AIM OF THE TASK »
Lines containing the word "name" are the ones to copy from the records below.

____________________

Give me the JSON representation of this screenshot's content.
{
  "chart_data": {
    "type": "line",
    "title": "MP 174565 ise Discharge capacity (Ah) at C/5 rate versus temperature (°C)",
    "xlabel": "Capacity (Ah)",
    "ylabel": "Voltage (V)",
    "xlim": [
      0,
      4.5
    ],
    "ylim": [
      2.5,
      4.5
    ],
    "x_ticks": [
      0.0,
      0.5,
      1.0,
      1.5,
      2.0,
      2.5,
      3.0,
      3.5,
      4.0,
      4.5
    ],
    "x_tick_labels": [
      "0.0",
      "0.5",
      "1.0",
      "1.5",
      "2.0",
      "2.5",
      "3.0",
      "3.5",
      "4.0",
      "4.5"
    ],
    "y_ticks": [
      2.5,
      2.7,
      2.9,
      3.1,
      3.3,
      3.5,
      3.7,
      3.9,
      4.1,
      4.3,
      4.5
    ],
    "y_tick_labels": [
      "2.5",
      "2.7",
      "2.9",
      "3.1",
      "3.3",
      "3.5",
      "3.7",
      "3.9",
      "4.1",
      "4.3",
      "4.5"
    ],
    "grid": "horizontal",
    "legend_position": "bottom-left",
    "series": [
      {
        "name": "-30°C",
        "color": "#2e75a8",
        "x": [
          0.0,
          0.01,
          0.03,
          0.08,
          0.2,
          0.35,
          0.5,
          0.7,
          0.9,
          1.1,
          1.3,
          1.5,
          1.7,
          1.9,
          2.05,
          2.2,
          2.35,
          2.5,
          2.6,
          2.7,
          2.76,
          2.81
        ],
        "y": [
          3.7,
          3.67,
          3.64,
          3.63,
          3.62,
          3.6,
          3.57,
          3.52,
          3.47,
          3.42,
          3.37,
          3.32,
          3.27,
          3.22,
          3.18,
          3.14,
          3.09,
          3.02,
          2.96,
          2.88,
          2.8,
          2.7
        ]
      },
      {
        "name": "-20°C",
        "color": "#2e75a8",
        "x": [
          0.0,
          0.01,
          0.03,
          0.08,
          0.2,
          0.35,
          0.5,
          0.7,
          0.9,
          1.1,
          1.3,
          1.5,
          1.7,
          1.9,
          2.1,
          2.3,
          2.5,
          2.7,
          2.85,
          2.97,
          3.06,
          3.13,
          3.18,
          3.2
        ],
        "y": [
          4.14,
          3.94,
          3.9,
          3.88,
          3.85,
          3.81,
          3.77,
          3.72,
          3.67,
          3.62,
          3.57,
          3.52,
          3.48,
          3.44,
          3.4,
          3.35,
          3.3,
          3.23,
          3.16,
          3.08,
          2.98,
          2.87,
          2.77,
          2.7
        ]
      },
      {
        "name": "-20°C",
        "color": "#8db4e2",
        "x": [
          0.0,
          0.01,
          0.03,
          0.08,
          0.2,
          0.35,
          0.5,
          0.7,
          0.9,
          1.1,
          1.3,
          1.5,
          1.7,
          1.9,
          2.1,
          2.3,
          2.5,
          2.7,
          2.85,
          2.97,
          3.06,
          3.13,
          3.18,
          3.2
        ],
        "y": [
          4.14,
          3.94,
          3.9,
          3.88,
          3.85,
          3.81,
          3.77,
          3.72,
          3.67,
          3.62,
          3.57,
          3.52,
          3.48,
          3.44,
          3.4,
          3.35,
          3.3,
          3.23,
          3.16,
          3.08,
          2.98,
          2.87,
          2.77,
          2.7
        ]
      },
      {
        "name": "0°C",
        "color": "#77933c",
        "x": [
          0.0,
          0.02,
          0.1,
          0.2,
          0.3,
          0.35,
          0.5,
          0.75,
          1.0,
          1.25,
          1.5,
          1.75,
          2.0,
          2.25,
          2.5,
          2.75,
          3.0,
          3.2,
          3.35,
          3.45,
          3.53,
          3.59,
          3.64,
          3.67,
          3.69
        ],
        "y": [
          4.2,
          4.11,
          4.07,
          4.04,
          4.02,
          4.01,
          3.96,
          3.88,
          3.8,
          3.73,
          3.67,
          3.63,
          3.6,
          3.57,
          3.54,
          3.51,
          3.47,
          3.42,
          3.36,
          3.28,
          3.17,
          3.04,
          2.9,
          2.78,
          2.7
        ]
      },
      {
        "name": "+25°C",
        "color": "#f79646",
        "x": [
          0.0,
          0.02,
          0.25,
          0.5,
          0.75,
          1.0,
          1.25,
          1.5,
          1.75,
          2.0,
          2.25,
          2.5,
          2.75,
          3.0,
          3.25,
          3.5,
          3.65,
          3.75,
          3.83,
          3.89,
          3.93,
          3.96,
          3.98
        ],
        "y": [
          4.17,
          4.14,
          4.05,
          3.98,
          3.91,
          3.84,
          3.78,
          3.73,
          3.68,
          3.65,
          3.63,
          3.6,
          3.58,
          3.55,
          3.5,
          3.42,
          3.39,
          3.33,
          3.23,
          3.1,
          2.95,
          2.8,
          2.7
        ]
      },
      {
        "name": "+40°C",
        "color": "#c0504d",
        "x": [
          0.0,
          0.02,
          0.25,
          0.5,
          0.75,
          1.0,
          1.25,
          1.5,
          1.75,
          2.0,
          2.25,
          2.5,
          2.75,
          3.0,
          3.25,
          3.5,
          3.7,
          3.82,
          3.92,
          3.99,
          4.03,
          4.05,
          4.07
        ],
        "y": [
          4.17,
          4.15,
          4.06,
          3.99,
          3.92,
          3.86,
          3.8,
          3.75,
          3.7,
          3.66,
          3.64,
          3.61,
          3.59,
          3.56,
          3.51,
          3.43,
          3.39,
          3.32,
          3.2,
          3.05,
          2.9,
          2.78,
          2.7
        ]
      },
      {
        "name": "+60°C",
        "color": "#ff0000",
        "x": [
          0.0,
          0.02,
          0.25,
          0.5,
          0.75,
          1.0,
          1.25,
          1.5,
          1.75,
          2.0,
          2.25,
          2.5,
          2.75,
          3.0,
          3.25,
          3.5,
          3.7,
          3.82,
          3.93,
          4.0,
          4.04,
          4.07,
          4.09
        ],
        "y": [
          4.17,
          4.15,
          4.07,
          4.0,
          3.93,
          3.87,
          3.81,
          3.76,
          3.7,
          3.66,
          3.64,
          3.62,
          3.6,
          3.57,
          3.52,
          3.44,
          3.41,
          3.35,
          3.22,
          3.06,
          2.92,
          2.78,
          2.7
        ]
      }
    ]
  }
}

____________________

THE RESPONSE »
        "name": "-30°C",
        "name": "-20°C",
        "name": "-20°C",
        "name": "0°C",
        "name": "+25°C",
        "name": "+40°C",
        "name": "+60°C",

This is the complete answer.